Amongst the different properties, the intersection ($\cap$) is commutative and associative while difference ($\setminus$) is not. Namely it is generally true that:
$A\cap B=B\cap A\\ A\setminus B\neq B\setminus A$
and similarly: $A\cap (B\cap C) = (A\cap B)\cap C\\ A\setminus(B\setminus C)\neq (A\setminus B)\setminus C$
Here is the Wikipedia article on $\cup$, the Wikipedia article on $\cap$, and the Wikipedia article on $\setminus$.
··········
> [Work instructions]
a: Say whether each statement agrees with the passage on set operations, answering yes or no and quoting the words of the passage that decide it: (i) intersection is commutative; (ii) set difference is associative; (iii) the passage points to a Wikipedia article on union.
b: Carry on the passage on set operations from its last sentence.

> [Extracted material]
··········
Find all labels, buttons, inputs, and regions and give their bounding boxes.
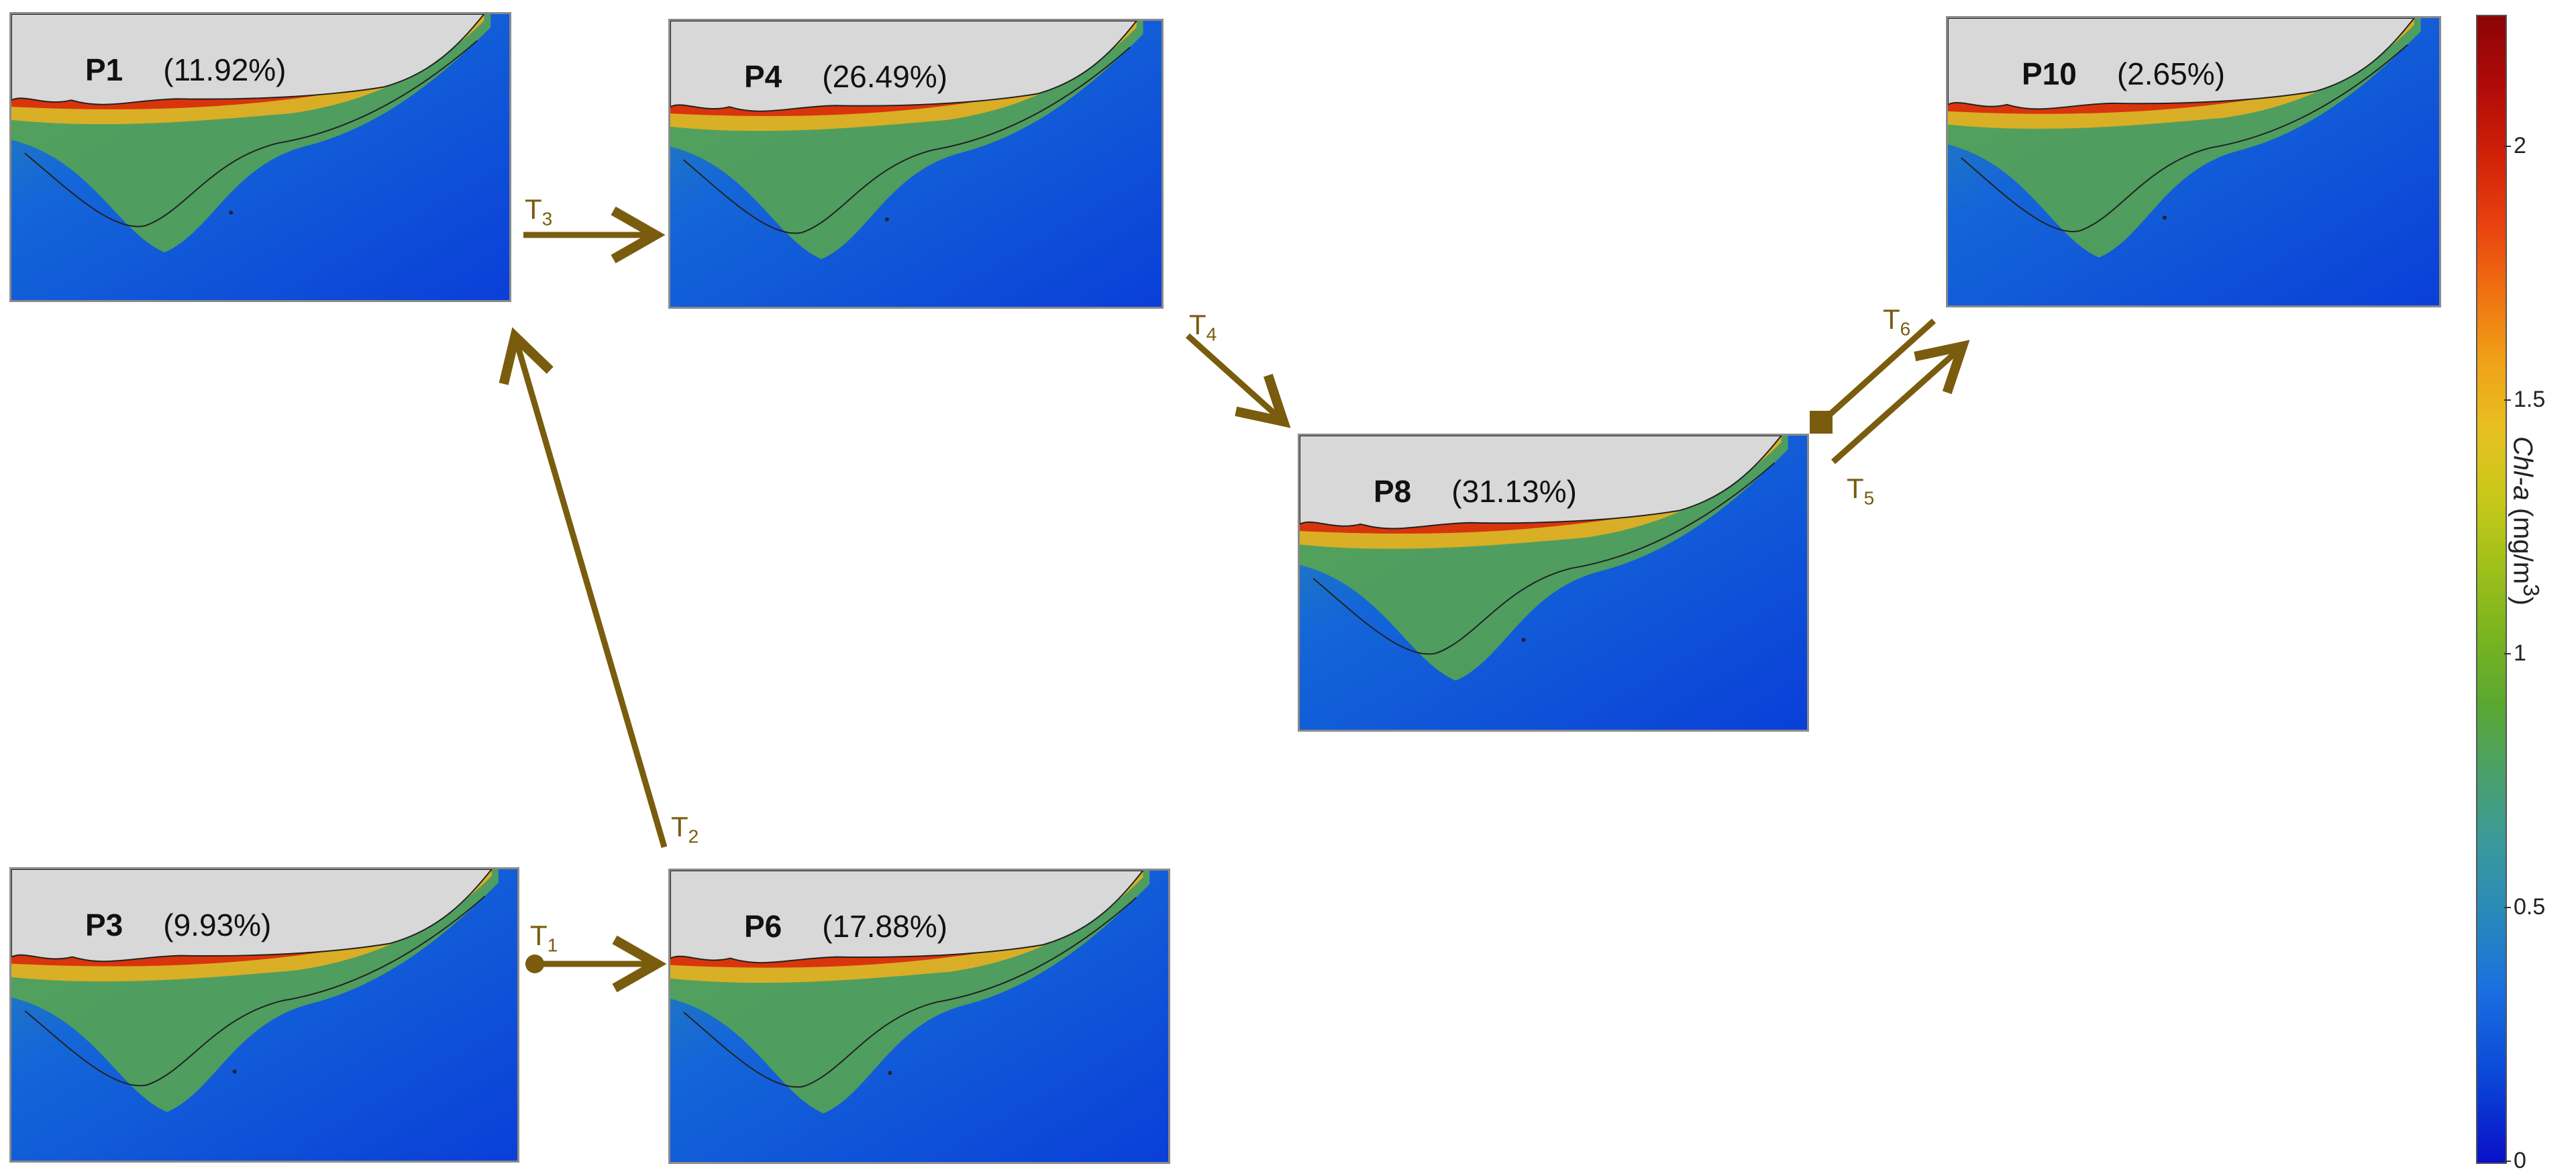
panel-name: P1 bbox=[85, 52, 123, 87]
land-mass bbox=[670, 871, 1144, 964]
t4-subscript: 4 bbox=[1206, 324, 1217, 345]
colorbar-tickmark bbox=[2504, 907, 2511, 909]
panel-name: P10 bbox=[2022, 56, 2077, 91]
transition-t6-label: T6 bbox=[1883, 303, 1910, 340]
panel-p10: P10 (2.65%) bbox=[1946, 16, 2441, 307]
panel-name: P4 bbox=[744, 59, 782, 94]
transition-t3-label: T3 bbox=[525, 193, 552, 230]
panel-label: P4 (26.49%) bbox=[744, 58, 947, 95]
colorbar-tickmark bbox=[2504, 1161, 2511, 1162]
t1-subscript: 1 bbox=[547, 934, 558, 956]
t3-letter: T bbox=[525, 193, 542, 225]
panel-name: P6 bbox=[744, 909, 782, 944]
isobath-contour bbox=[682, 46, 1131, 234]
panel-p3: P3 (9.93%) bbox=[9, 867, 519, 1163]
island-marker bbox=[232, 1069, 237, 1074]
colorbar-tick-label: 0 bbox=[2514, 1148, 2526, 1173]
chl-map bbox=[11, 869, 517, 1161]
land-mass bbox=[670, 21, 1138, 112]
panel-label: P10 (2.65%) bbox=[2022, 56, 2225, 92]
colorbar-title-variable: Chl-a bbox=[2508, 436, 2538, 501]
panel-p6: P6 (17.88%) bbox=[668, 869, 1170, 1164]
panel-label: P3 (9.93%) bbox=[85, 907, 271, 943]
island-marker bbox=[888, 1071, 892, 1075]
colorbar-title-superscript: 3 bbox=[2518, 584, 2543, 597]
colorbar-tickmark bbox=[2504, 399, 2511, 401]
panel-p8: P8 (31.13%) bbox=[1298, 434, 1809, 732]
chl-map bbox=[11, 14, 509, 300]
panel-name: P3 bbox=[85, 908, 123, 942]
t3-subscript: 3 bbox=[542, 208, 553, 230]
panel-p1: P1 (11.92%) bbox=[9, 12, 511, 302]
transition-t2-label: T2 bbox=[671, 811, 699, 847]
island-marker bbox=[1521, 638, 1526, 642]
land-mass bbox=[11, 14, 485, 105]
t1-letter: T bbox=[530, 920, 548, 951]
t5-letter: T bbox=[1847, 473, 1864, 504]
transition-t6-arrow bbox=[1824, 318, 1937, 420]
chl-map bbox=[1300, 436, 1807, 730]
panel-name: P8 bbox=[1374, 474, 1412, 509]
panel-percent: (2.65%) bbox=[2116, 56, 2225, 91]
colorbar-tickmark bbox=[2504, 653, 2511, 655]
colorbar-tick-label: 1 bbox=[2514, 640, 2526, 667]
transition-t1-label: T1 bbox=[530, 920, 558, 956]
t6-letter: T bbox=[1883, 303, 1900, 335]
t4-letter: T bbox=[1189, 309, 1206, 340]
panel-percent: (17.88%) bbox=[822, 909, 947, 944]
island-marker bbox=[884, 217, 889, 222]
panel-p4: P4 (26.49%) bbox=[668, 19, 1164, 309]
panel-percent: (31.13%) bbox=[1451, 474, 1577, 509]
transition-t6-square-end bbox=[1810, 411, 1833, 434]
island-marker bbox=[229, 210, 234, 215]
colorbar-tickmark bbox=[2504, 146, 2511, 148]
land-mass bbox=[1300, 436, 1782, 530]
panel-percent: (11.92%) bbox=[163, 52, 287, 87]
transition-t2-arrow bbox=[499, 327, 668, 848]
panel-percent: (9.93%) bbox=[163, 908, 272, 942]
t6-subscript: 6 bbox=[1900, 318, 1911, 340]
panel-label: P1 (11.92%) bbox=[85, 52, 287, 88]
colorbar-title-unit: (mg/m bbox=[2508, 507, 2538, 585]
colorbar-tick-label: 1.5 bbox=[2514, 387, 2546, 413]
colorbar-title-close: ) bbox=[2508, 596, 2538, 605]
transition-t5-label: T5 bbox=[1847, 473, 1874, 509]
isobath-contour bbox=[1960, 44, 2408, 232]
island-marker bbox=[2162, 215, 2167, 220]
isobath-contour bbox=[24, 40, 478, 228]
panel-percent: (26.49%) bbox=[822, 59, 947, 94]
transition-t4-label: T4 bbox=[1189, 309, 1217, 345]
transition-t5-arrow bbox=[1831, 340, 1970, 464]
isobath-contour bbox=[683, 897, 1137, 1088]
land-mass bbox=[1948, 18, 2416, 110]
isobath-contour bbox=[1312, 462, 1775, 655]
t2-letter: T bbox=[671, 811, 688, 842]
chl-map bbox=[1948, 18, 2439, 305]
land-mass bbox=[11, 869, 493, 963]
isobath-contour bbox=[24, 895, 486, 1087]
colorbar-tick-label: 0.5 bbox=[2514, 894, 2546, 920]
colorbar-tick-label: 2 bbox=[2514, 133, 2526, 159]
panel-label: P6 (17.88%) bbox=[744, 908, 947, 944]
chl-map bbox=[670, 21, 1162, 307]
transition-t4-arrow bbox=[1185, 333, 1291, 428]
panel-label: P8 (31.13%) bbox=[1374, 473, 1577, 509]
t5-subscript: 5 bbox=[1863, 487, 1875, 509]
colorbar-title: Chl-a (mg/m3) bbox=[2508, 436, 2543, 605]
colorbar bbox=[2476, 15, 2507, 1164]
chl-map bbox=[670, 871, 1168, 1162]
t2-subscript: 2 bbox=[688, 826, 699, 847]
··········
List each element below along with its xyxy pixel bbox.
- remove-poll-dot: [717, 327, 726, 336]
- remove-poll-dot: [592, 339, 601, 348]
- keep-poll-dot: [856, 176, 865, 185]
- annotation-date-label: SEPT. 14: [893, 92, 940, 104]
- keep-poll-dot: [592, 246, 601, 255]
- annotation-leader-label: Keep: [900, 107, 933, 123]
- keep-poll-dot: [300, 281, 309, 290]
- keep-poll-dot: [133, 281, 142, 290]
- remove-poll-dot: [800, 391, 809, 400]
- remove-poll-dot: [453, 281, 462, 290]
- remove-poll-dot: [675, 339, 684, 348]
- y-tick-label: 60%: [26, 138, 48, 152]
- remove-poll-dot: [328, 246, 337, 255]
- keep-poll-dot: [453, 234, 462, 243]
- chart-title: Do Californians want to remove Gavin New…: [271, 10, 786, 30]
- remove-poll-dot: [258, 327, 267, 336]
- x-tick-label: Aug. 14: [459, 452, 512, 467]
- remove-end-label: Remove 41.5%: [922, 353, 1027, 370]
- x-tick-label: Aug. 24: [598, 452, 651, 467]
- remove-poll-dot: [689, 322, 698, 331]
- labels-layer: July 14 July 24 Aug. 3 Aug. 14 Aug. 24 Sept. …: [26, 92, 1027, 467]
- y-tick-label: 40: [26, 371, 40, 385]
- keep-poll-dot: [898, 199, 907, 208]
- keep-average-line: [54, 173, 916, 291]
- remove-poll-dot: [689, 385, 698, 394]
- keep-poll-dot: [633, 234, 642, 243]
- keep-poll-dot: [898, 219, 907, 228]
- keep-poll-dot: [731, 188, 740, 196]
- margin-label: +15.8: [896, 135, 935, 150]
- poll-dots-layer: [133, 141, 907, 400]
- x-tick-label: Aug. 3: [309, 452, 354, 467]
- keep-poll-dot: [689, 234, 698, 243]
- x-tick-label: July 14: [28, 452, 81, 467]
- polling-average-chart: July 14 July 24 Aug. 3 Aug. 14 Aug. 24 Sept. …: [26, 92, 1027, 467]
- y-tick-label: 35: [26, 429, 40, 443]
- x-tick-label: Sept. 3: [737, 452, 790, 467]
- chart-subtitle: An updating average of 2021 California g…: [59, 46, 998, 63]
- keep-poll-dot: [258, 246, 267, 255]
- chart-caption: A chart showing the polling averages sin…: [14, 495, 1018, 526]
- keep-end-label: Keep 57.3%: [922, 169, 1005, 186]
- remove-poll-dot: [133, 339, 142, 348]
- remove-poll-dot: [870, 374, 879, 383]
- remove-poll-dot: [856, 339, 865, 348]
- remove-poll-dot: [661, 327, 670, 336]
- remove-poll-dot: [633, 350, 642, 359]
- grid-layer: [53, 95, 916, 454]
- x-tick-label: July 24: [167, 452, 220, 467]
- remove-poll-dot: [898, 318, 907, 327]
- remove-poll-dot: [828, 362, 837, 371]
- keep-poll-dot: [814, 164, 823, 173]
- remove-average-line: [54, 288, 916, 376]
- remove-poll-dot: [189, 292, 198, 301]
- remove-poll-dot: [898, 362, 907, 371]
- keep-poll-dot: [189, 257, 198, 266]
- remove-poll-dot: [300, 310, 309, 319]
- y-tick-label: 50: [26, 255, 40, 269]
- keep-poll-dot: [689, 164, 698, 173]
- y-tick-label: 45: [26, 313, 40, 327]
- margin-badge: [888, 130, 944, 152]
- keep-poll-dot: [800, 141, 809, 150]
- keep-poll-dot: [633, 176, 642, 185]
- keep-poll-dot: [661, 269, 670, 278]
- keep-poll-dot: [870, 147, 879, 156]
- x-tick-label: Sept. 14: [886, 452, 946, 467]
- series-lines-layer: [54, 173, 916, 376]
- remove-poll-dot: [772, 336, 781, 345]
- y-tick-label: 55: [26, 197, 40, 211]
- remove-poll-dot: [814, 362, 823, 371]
··········
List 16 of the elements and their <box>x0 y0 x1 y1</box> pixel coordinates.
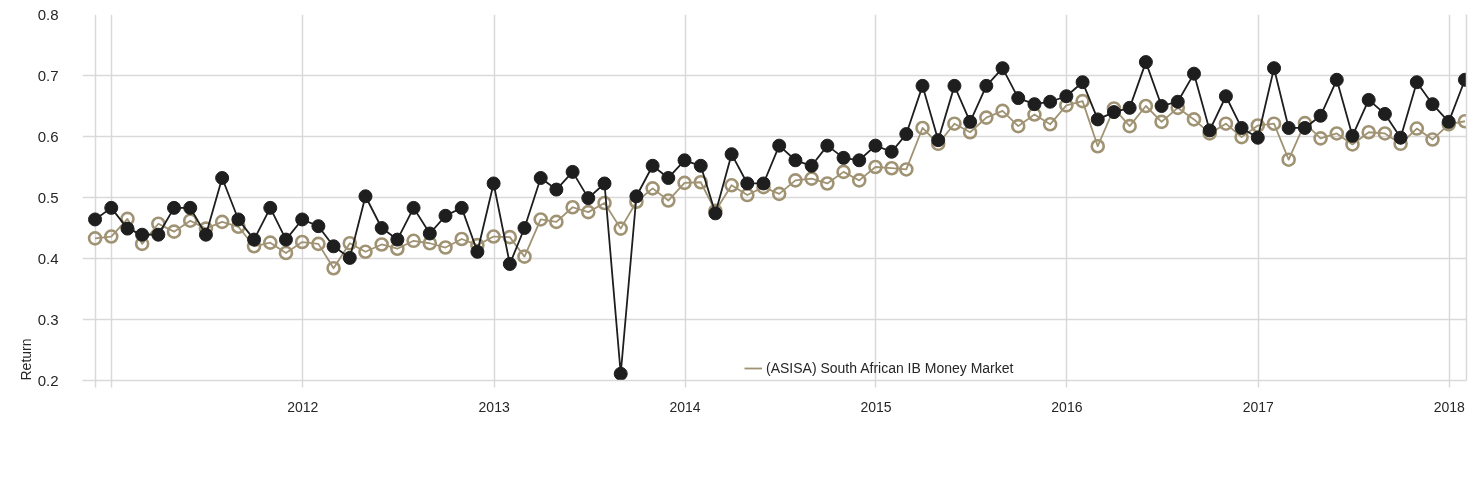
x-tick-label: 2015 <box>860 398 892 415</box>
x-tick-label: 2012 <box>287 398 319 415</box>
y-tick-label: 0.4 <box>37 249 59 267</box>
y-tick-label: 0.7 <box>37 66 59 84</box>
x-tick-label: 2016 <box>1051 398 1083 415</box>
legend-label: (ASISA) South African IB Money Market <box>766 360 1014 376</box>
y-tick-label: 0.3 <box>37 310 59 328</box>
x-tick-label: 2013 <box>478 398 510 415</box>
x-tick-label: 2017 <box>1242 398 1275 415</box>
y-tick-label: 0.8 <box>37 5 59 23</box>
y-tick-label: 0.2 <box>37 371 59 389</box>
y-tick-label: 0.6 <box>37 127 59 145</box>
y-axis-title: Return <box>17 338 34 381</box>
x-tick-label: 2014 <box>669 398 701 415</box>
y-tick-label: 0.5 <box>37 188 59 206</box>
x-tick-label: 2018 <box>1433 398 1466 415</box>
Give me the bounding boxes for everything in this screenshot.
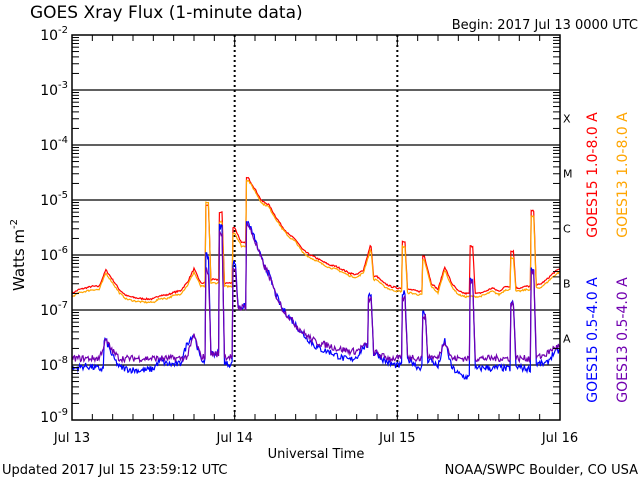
··········
> [Task-by-task results]
a:
(i) Yes: "the intersection ($\cap$) is commutative and associative"
(ii) No: "while difference ($\setminus$) is not"
(iii) Yes: "Here is the Wikipedia article on $\cup$"

b:
Given two sets $A$ and $B$, the sets $A\cup B$, $A\cap B$, and $A\setminus B$ are defined as $A\cup B=\{x\mid x\in A\;\text{ or }\;x\in B\}$ $A\cap B=\{x\mid x\in A\;\text{ and }\;x\in B\}$ $A\setminus B=\{x\mid x\in A\;\text{ and }x\notin B\}$ For example, if $A=\{1,2,3,4\}$ and $B=\{3,4,5,6\}$, then $A\cup B=\{1,2,3,4,5,6\},$ $A\cap B=\{3,4\},$ $A\setminus B=\{1,2\}.$
(Answer to the edited question):
$\cap$ is for set intersection and $\backslash$ is for set difference. I'm sure you can look up the wikipedia entries for them. Here is a more descriptive example:
Suppose $A$ is the set of families with pet cats, and $B$ is the set of families with pet dogs. $A \cap B$ will consist of families with at least one cat AND at least one dog. $A \backslash B$ will consist of families with at least one cat but NO dogs.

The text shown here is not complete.